-- start Records provided --
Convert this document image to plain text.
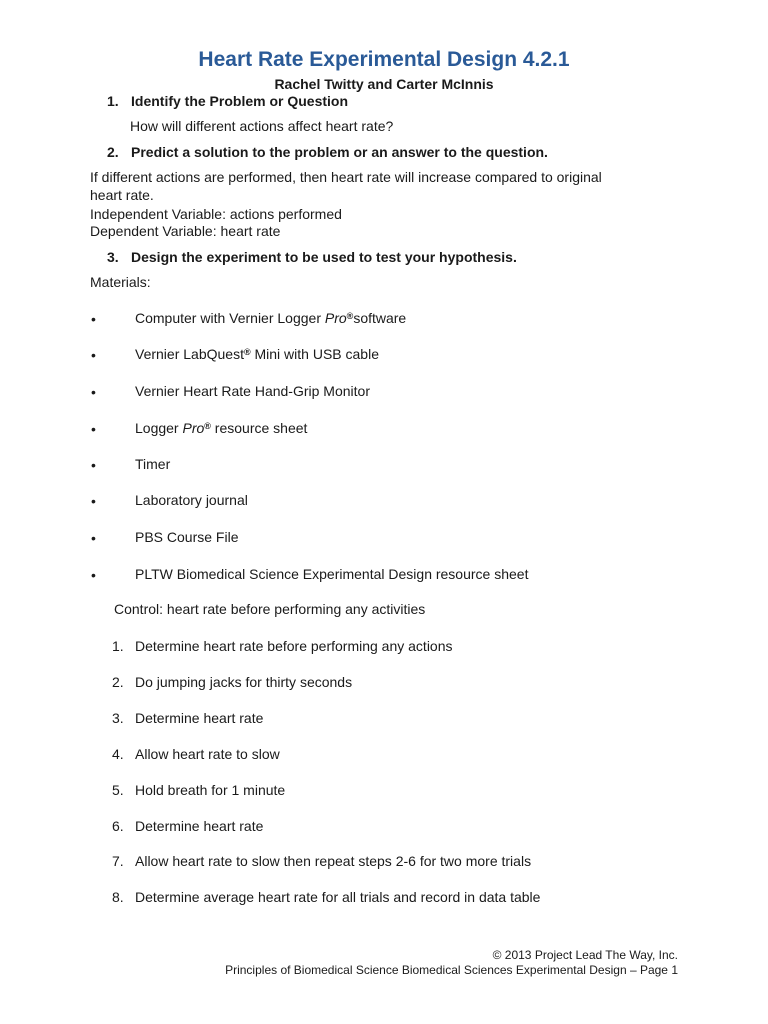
Heart Rate Experimental Design 4.2.1

Rachel Twitty and Carter McInnis

1. Identify the Problem or Question

How will different actions affect heart rate?

2. Predict a solution to the problem or an answer to the question.

If different actions are performed, then heart rate will increase compared to original

heart rate.

Independent Variable: actions performed

Dependent Variable: heart rate

3. Design the experiment to be used to test your hypothesis.

Materials:

•	Computer with Vernier Logger Pro®software

•	Vernier LabQuest® Mini with USB cable

•	Vernier Heart Rate Hand-Grip Monitor

•	Logger Pro® resource sheet

•	Timer

•	Laboratory journal

•	PBS Course File

•	PLTW Biomedical Science Experimental Design resource sheet

Control: heart rate before performing any activities

1. Determine heart rate before performing any actions

2. Do jumping jacks for thirty seconds

3. Determine heart rate

4. Allow heart rate to slow

5. Hold breath for 1 minute

6. Determine heart rate

7. Allow heart rate to slow then repeat steps 2-6 for two more trials

8. Determine average heart rate for all trials and record in data table

© 2013 Project Lead The Way, Inc.

Principles of Biomedical Science Biomedical Sciences Experimental Design – Page 1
-- end Records provided --
Written instruction:
From start to finish, output the listing exactly, but omit its pictures.

Solution:
Convert this document image to plain text.
Heart Rate Experimental Design 4.2.1

Rachel Twitty and Carter McInnis

1. Identify the Problem or Question

How will different actions affect heart rate?

2. Predict a solution to the problem or an answer to the question.

If different actions are performed, then heart rate will increase compared to original

heart rate.

Independent Variable: actions performed

Dependent Variable: heart rate

3. Design the experiment to be used to test your hypothesis.

Materials:

•	Computer with Vernier Logger Pro®software

•	Vernier LabQuest® Mini with USB cable

•	Vernier Heart Rate Hand-Grip Monitor

•	Logger Pro® resource sheet

•	Timer

•	Laboratory journal

•	PBS Course File

•	PLTW Biomedical Science Experimental Design resource sheet

Control: heart rate before performing any activities

1. Determine heart rate before performing any actions

2. Do jumping jacks for thirty seconds

3. Determine heart rate

4. Allow heart rate to slow

5. Hold breath for 1 minute

6. Determine heart rate

7. Allow heart rate to slow then repeat steps 2-6 for two more trials

8. Determine average heart rate for all trials and record in data table

© 2013 Project Lead The Way, Inc.

Principles of Biomedical Science Biomedical Sciences Experimental Design – Page 1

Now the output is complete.